(WHAT IS EXPECTED) Each line containing the word "stata" must be collected.

(Dataset records)
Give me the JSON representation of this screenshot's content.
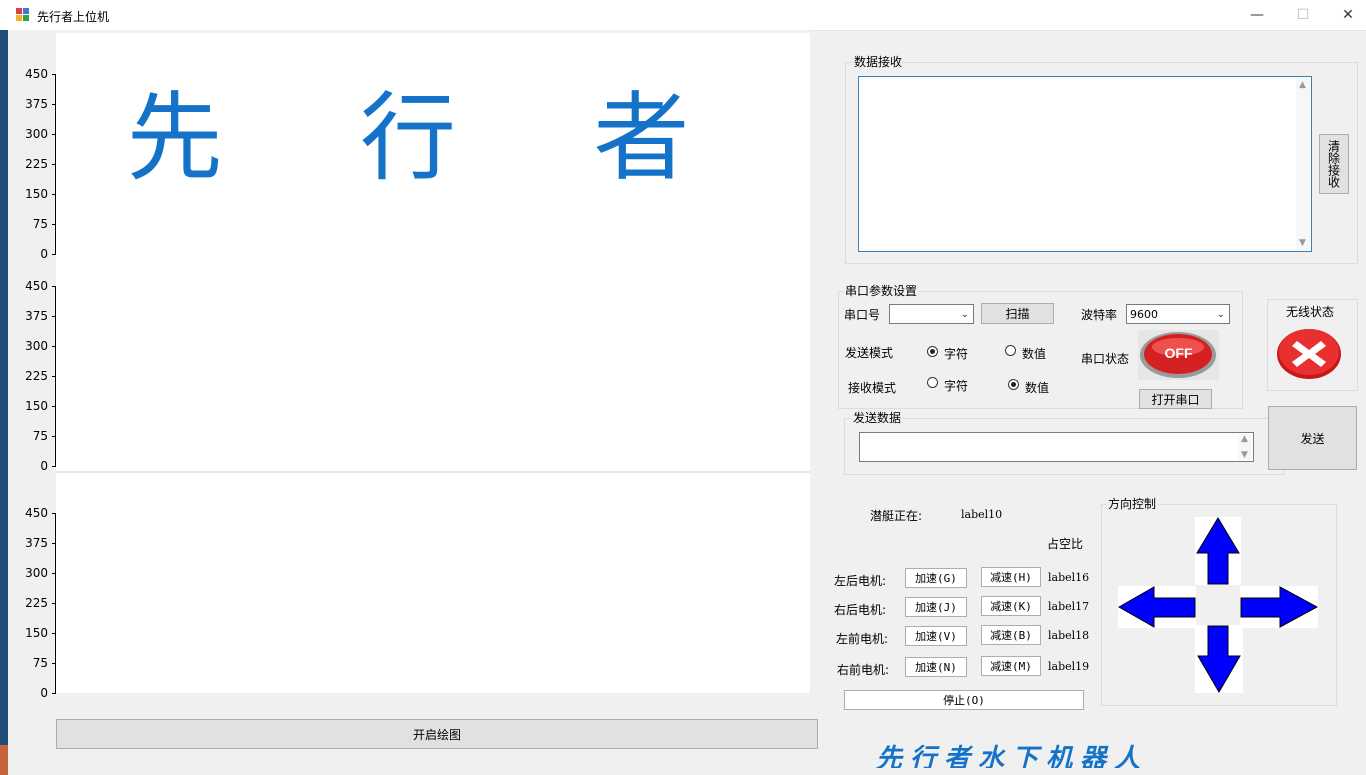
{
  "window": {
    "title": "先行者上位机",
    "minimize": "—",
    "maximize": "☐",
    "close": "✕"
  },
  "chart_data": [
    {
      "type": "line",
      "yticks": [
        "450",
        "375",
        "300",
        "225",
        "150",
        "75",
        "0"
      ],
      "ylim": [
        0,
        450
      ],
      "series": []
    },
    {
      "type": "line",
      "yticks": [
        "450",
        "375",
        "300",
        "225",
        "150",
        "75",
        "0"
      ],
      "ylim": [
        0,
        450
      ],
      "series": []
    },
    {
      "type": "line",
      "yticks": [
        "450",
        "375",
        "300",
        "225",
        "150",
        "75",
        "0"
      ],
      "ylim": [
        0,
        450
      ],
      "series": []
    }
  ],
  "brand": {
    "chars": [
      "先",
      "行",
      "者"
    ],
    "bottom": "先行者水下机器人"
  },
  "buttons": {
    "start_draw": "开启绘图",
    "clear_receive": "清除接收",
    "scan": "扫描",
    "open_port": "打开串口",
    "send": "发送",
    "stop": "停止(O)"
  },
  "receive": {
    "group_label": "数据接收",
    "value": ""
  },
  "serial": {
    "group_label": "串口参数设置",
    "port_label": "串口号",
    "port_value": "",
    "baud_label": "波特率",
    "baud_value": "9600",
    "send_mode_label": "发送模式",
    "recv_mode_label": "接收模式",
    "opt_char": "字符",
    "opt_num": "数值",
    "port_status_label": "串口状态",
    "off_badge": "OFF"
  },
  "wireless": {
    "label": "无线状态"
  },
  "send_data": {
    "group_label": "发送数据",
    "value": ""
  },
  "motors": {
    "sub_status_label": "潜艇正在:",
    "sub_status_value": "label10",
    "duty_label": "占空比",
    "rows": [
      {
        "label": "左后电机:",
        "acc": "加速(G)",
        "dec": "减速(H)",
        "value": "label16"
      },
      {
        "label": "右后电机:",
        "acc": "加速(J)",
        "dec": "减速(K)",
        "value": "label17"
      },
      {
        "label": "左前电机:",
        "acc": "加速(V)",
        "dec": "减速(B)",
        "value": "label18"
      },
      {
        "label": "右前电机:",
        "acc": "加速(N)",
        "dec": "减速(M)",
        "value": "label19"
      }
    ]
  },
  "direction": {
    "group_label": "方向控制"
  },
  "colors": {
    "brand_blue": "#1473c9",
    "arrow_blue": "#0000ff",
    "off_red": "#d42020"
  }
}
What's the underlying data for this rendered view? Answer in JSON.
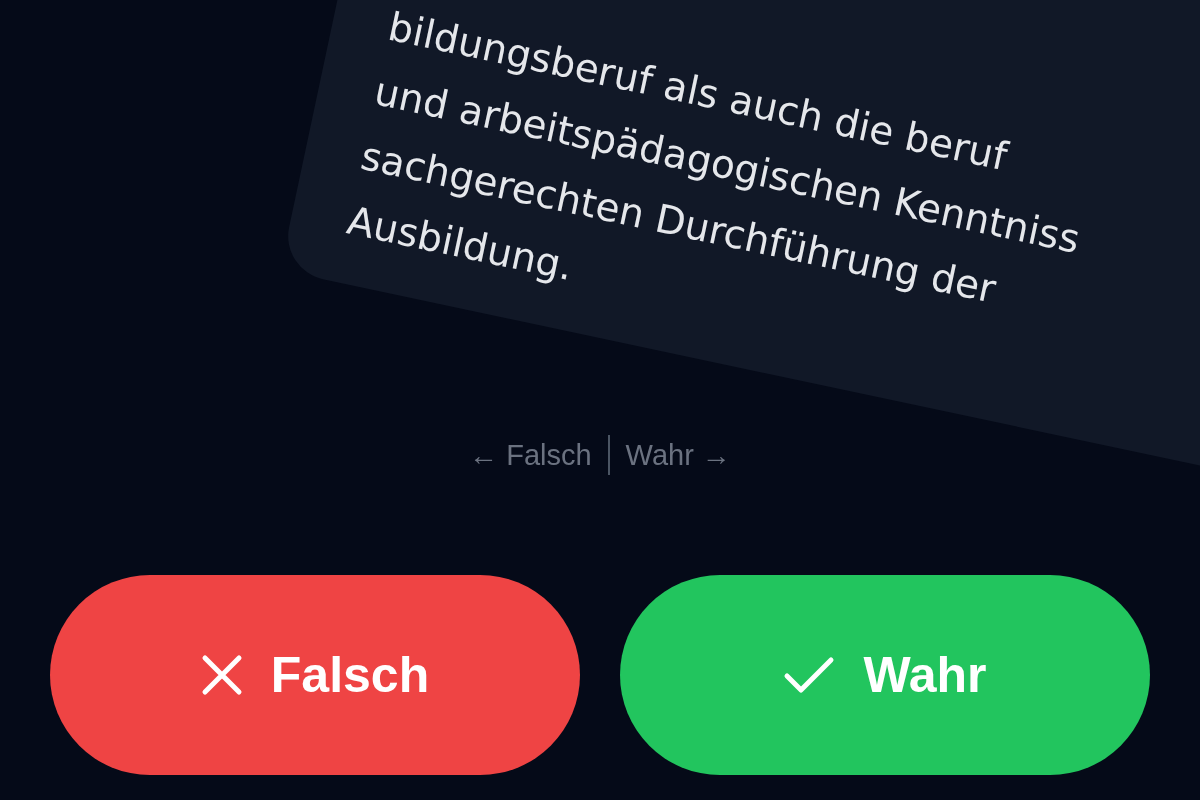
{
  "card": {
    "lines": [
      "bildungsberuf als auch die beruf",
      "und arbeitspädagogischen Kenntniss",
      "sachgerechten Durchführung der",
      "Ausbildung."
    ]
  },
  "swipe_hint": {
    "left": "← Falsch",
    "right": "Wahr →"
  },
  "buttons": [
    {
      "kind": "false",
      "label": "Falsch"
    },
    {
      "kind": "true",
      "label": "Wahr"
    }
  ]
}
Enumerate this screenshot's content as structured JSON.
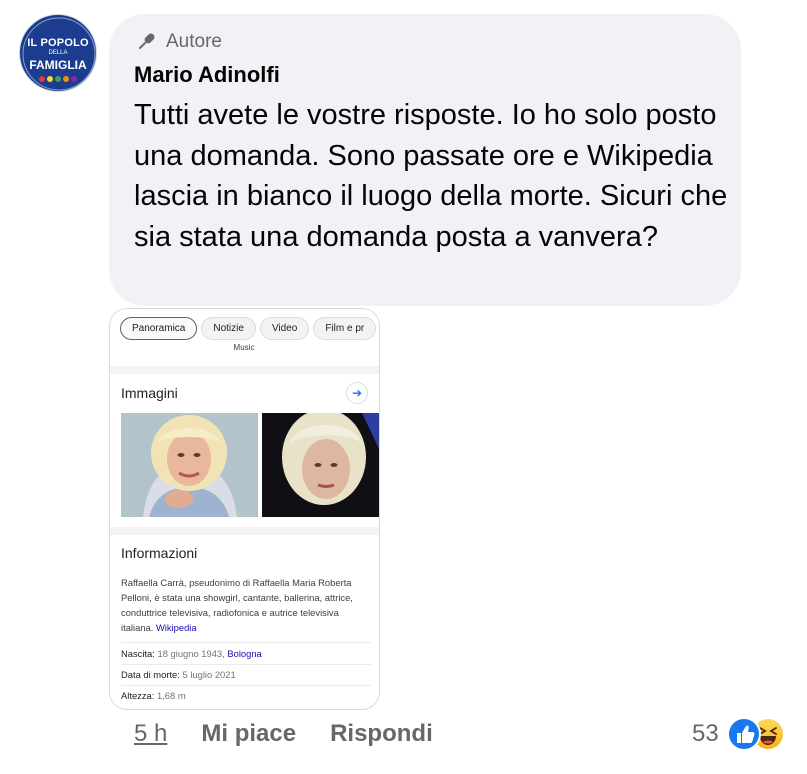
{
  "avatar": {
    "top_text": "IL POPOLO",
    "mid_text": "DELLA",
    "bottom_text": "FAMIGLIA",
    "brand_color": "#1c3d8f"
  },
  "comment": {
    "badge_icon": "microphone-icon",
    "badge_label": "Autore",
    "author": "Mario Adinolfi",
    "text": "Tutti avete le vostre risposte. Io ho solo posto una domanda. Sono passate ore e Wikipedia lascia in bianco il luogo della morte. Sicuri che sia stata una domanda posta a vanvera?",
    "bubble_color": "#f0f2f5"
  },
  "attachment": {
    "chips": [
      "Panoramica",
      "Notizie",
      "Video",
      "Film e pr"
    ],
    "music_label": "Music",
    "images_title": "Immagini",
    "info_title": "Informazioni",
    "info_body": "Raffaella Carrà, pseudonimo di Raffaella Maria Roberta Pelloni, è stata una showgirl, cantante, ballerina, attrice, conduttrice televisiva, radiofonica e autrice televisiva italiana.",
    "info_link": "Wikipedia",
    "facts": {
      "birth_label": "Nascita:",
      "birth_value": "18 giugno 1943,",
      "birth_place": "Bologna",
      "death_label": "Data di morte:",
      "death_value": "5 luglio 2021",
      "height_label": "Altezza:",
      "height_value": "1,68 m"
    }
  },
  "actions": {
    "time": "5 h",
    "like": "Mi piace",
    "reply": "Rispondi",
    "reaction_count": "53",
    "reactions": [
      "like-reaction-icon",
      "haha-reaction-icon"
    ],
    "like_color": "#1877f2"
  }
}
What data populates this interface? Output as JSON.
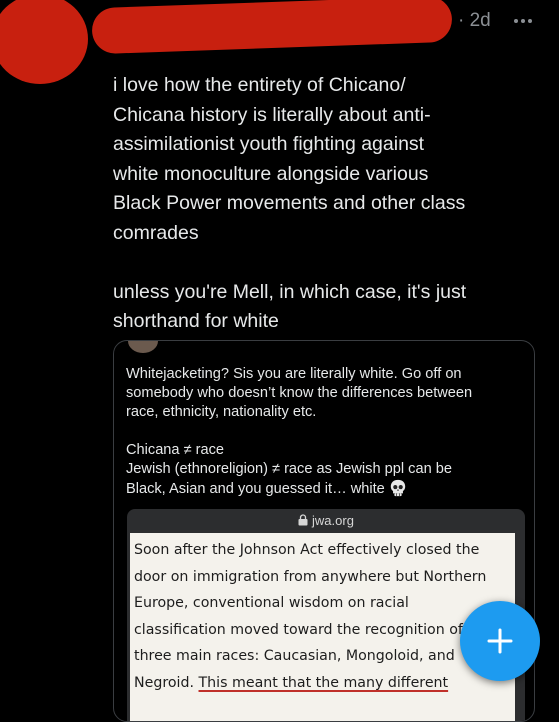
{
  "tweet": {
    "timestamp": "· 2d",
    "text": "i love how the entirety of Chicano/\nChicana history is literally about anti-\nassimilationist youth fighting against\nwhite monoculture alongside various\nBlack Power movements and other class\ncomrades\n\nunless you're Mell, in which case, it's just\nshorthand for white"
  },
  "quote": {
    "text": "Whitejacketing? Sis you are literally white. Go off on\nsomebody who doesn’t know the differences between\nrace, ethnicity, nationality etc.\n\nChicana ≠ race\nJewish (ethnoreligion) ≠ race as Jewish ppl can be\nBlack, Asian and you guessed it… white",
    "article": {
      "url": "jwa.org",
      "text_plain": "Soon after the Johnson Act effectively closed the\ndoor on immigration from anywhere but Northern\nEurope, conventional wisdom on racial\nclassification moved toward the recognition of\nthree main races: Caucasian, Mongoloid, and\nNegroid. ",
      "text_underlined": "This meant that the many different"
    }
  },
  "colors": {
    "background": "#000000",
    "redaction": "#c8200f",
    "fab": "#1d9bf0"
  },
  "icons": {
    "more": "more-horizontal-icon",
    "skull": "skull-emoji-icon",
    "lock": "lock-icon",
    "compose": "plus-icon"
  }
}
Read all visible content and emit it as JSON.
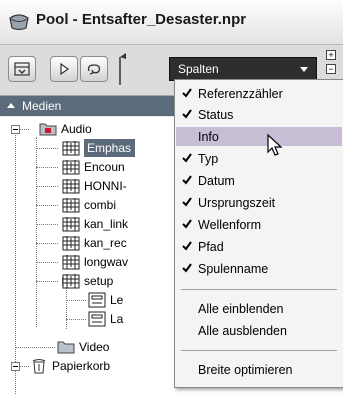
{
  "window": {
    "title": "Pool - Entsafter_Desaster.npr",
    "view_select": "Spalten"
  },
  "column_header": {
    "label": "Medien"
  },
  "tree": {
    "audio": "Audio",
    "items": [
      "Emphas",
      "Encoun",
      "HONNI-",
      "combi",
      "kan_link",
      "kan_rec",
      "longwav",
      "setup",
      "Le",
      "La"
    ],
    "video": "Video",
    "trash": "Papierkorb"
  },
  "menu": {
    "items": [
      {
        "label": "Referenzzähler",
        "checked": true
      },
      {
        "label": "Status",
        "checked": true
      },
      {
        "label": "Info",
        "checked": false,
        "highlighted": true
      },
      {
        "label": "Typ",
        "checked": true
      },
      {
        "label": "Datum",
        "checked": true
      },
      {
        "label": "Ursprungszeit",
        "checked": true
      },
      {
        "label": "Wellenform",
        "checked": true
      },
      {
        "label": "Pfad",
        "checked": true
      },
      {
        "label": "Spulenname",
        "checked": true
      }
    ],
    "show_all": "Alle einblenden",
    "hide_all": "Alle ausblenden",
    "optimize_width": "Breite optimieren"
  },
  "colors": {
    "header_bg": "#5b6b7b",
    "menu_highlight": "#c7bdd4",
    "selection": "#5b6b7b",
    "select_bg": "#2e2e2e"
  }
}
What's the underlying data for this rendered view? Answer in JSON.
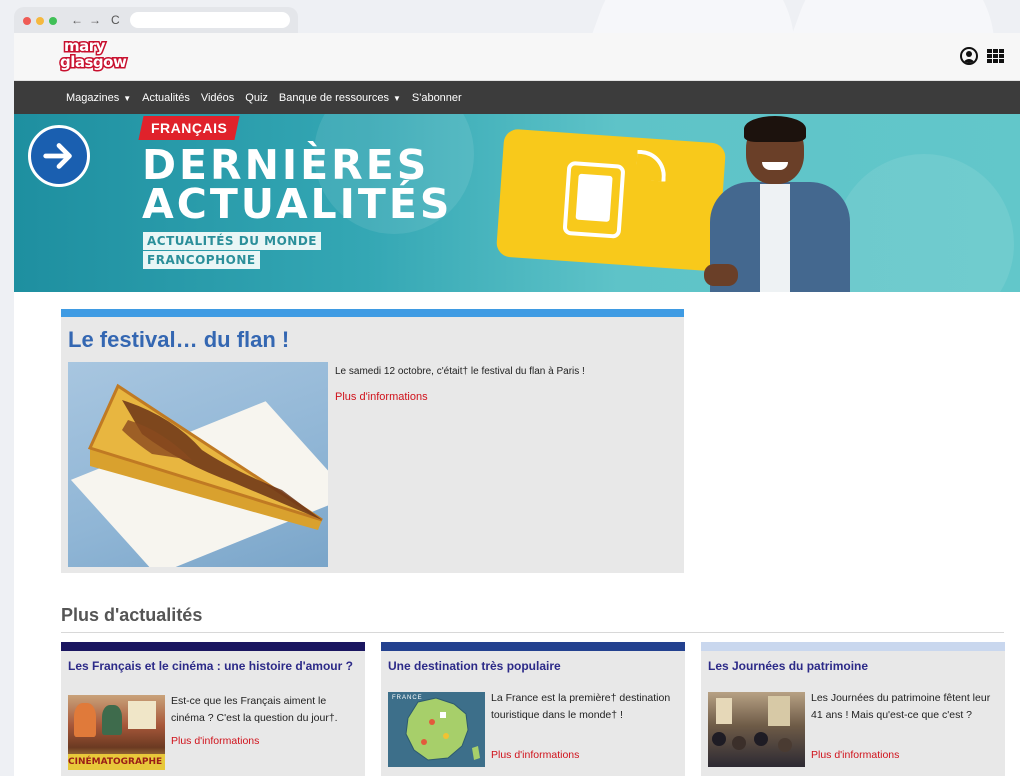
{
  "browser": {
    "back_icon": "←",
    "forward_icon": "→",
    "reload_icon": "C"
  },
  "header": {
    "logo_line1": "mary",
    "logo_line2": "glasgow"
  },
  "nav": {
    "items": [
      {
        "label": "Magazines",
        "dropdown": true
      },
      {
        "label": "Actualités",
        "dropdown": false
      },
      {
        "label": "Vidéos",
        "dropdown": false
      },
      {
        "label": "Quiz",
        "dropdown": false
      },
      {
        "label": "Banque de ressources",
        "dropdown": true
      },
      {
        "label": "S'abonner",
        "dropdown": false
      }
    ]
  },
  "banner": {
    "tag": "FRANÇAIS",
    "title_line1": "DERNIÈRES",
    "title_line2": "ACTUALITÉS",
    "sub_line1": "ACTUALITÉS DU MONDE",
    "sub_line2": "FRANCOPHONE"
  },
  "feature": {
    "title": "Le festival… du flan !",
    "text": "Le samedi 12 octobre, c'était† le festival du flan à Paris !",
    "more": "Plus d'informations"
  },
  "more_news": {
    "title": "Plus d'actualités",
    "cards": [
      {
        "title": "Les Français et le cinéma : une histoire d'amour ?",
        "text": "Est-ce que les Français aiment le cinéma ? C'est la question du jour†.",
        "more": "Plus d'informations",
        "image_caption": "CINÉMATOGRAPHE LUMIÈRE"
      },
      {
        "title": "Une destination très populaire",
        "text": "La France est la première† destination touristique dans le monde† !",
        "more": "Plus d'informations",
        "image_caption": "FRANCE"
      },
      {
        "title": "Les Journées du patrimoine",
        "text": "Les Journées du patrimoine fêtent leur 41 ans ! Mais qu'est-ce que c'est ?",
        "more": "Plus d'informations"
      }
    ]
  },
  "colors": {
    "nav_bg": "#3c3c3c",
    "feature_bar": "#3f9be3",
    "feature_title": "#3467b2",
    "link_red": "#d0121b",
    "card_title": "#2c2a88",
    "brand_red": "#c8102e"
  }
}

(EXERCISE ANSWER)
    "text": "Tutti avete le vostre risposte. Io ho solo posto una domanda. Sono passate ore e Wikipedia lascia in bianco il luogo della morte. Sicuri che sia stata una domanda posta a vanvera?",
    "info_body": "Raffaella Carrà, pseudonimo di Raffaella Maria Roberta Pelloni, è stata una showgirl, cantante, ballerina, attrice, conduttrice televisiva, radiofonica e autrice televisiva italiana.",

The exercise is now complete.